* START EXTRACTED MATERIAL *

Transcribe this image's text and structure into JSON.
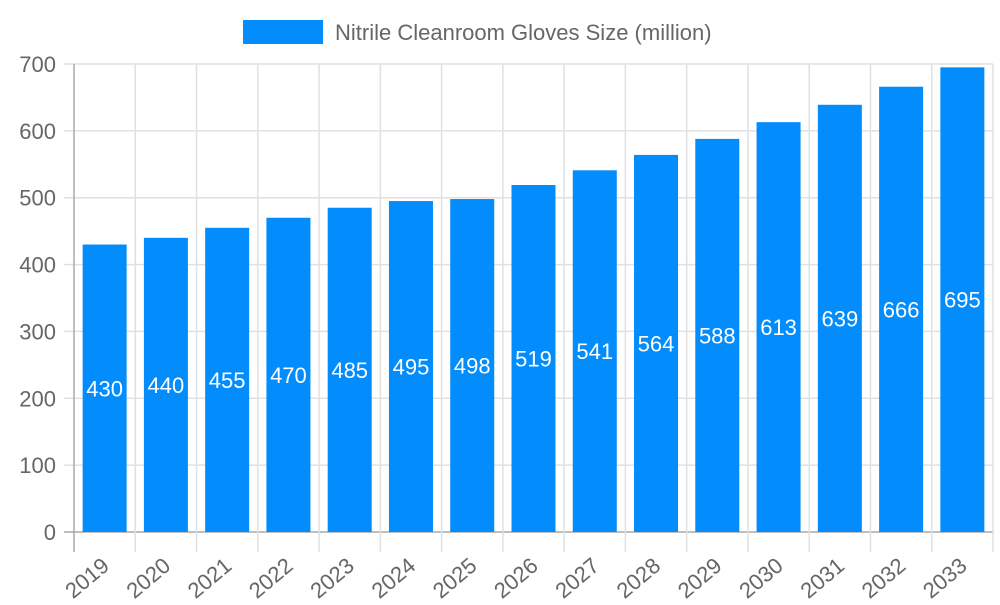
{
  "chart_data": {
    "type": "bar",
    "title": "",
    "xlabel": "",
    "ylabel": "",
    "legend": {
      "position": "top",
      "entries": [
        "Nitrile Cleanroom Gloves Size (million)"
      ]
    },
    "categories": [
      "2019",
      "2020",
      "2021",
      "2022",
      "2023",
      "2024",
      "2025",
      "2026",
      "2027",
      "2028",
      "2029",
      "2030",
      "2031",
      "2032",
      "2033"
    ],
    "series": [
      {
        "name": "Nitrile Cleanroom Gloves Size (million)",
        "values": [
          430,
          440,
          455,
          470,
          485,
          495,
          498,
          519,
          541,
          564,
          588,
          613,
          639,
          666,
          695
        ],
        "color": "#038cfc"
      }
    ],
    "ylim": [
      0,
      700
    ],
    "yticks": [
      0,
      100,
      200,
      300,
      400,
      500,
      600,
      700
    ],
    "grid": true,
    "data_labels": true
  }
}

* END EXTRACTED MATERIAL *

# TASK
Images should not appear in the copy; retype the listing above exactly.

# THE COMPLETED TASK
Transcribe this image's text and structure into JSON.
{
  "chart_data": {
    "type": "bar",
    "title": "",
    "xlabel": "",
    "ylabel": "",
    "legend": {
      "position": "top",
      "entries": [
        "Nitrile Cleanroom Gloves Size (million)"
      ]
    },
    "categories": [
      "2019",
      "2020",
      "2021",
      "2022",
      "2023",
      "2024",
      "2025",
      "2026",
      "2027",
      "2028",
      "2029",
      "2030",
      "2031",
      "2032",
      "2033"
    ],
    "series": [
      {
        "name": "Nitrile Cleanroom Gloves Size (million)",
        "values": [
          430,
          440,
          455,
          470,
          485,
          495,
          498,
          519,
          541,
          564,
          588,
          613,
          639,
          666,
          695
        ],
        "color": "#038cfc"
      }
    ],
    "ylim": [
      0,
      700
    ],
    "yticks": [
      0,
      100,
      200,
      300,
      400,
      500,
      600,
      700
    ],
    "grid": true,
    "data_labels": true
  }
}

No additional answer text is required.